THE TASK = Show all lines holding "Always".

— Start of WORKING DATA —

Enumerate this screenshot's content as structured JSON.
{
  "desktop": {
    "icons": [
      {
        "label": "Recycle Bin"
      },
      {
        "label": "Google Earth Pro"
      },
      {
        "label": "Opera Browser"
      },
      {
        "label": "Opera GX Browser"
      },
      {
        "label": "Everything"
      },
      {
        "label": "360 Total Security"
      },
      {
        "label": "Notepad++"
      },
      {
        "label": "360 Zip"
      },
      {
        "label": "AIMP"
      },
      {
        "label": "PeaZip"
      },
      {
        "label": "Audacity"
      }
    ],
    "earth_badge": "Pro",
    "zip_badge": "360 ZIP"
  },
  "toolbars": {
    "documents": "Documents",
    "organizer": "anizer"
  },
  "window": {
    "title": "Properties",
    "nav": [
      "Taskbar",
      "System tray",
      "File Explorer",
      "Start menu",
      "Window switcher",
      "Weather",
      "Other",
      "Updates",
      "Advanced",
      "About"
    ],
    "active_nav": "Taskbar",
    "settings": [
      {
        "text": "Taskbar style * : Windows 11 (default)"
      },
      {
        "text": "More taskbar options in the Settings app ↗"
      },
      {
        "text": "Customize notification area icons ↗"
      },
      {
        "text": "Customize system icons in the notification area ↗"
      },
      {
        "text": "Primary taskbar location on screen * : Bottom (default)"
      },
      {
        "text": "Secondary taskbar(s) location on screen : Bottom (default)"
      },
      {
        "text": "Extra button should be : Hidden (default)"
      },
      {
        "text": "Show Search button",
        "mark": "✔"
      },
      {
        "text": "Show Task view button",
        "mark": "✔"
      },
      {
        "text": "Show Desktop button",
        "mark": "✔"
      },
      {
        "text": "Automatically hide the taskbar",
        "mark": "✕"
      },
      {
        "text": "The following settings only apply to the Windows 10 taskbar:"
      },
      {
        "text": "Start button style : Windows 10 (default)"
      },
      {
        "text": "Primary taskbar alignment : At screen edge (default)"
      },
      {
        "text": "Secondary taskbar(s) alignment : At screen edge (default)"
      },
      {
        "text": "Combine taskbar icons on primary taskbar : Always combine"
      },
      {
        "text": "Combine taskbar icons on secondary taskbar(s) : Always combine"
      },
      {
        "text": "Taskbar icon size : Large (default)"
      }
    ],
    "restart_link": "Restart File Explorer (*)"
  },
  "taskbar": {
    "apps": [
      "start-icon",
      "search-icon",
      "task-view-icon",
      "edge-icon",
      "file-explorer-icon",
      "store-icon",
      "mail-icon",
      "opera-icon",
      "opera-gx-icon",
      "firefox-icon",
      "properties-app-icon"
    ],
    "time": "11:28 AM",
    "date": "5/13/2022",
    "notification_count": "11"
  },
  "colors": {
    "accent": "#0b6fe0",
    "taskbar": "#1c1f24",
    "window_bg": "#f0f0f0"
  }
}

— End of WORKING DATA —

RESULT FOR THIS TASK =
        "text": "Combine taskbar icons on primary taskbar : Always combine"
        "text": "Combine taskbar icons on secondary taskbar(s) : Always combine"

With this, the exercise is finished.